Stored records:
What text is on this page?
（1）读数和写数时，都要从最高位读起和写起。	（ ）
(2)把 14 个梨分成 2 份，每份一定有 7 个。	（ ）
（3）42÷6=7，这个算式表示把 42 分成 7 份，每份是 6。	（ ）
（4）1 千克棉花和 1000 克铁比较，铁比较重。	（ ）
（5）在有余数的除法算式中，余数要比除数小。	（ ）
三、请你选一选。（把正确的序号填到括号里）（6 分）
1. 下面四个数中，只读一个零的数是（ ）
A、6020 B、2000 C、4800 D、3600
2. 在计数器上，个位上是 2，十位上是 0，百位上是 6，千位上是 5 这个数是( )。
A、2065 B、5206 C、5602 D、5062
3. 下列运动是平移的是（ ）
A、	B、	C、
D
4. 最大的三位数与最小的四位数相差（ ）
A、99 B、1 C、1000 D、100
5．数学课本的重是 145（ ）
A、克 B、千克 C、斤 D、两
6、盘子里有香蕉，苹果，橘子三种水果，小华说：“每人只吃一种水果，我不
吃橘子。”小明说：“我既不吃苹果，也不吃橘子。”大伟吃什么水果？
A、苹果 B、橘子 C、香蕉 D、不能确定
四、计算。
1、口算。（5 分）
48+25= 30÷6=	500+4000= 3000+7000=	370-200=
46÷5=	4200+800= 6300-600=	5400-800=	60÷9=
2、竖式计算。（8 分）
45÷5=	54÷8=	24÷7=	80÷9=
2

Objective: Output every line above without altering anything.

Answer to the task:
What text is on this page?
（1）读数和写数时，都要从最高位读起和写起。	（ ）
(2)把 14 个梨分成 2 份，每份一定有 7 个。	（ ）
（3）42÷6=7，这个算式表示把 42 分成 7 份，每份是 6。	（ ）
（4）1 千克棉花和 1000 克铁比较，铁比较重。	（ ）
（5）在有余数的除法算式中，余数要比除数小。	（ ）
三、请你选一选。（把正确的序号填到括号里）（6 分）
1. 下面四个数中，只读一个零的数是（ ）
A、6020 B、2000 C、4800 D、3600
2. 在计数器上，个位上是 2，十位上是 0，百位上是 6，千位上是 5 这个数是( )。
A、2065 B、5206 C、5602 D、5062
3. 下列运动是平移的是（ ）
A、	B、	C、
D
4. 最大的三位数与最小的四位数相差（ ）
A、99 B、1 C、1000 D、100
5．数学课本的重是 145（ ）
A、克 B、千克 C、斤 D、两
6、盘子里有香蕉，苹果，橘子三种水果，小华说：“每人只吃一种水果，我不
吃橘子。”小明说：“我既不吃苹果，也不吃橘子。”大伟吃什么水果？
A、苹果 B、橘子 C、香蕉 D、不能确定
四、计算。
1、口算。（5 分）
48+25= 30÷6=	500+4000= 3000+7000=	370-200=
46÷5=	4200+800= 6300-600=	5400-800=	60÷9=
2、竖式计算。（8 分）
45÷5=	54÷8=	24÷7=	80÷9=
2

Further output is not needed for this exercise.